# Stated goal
Return all lines from the listing below in which the string "嘉实沪深" occurs.

# Source data
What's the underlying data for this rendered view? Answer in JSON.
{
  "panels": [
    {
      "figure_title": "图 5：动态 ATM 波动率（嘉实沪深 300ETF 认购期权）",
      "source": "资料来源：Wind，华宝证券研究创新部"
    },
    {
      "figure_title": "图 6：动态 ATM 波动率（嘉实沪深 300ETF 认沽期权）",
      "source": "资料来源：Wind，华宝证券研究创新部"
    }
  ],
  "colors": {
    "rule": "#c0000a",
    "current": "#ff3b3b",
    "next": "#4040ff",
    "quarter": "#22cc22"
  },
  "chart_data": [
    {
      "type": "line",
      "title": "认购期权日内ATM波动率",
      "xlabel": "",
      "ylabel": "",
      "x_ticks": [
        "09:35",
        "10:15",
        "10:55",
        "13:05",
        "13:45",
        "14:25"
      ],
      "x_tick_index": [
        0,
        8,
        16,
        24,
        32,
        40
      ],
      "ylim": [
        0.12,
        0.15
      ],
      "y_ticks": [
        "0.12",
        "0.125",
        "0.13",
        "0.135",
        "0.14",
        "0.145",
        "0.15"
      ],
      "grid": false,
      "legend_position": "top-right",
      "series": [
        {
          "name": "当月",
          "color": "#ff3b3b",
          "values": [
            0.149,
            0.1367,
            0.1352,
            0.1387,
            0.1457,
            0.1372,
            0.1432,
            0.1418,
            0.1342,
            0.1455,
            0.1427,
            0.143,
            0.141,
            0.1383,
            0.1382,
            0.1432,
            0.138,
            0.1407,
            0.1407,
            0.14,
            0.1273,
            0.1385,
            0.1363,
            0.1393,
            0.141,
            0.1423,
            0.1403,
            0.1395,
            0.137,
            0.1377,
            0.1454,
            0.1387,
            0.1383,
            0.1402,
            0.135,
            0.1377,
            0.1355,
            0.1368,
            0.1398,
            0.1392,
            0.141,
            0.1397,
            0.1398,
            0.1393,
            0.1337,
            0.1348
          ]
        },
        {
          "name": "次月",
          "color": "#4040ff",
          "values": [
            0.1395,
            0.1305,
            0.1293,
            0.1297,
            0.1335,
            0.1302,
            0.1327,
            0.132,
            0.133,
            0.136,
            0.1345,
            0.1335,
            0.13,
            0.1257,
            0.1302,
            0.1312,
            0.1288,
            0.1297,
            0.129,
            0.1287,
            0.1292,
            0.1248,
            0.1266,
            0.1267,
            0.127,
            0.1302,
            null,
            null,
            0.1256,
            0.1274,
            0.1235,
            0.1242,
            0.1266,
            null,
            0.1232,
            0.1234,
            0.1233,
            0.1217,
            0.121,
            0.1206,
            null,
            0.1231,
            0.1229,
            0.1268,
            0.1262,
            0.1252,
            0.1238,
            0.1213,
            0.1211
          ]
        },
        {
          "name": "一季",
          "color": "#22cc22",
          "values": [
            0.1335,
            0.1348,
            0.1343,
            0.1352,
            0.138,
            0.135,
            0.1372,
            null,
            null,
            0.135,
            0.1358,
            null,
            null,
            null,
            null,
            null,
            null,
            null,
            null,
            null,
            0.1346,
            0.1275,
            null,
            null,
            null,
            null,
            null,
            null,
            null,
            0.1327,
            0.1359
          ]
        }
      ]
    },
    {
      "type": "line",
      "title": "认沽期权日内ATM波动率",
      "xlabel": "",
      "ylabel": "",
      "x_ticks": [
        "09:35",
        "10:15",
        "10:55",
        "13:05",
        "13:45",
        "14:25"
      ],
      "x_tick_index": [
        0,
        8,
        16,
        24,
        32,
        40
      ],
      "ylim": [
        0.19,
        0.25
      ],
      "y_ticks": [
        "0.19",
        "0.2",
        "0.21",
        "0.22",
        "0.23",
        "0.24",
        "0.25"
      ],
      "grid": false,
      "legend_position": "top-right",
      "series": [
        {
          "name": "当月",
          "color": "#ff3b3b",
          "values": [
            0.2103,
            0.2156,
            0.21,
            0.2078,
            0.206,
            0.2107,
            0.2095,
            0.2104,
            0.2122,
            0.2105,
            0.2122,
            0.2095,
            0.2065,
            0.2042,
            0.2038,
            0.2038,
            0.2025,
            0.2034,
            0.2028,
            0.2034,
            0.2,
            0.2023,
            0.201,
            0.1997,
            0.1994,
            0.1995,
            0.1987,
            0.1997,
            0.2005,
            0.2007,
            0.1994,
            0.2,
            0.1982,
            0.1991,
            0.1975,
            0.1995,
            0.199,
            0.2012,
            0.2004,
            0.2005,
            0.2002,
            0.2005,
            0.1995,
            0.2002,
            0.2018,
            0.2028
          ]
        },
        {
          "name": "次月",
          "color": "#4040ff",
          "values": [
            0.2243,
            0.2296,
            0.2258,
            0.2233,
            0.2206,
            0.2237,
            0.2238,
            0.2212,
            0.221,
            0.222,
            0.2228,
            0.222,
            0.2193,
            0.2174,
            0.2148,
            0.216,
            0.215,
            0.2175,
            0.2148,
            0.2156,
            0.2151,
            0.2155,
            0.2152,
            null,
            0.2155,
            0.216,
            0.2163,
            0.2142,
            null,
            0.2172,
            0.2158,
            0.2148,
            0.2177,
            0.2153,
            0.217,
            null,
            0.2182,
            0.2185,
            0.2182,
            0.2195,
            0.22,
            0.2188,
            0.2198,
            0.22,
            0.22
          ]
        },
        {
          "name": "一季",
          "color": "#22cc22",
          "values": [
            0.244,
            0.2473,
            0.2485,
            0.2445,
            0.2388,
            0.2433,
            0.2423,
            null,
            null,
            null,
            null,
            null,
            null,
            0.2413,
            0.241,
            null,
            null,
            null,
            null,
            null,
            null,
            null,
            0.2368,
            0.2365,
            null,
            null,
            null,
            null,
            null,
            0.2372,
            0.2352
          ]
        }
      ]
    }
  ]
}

# Result below
      "figure_title": "图 5：动态 ATM 波动率（嘉实沪深 300ETF 认购期权）",
      "figure_title": "图 6：动态 ATM 波动率（嘉实沪深 300ETF 认沽期权）",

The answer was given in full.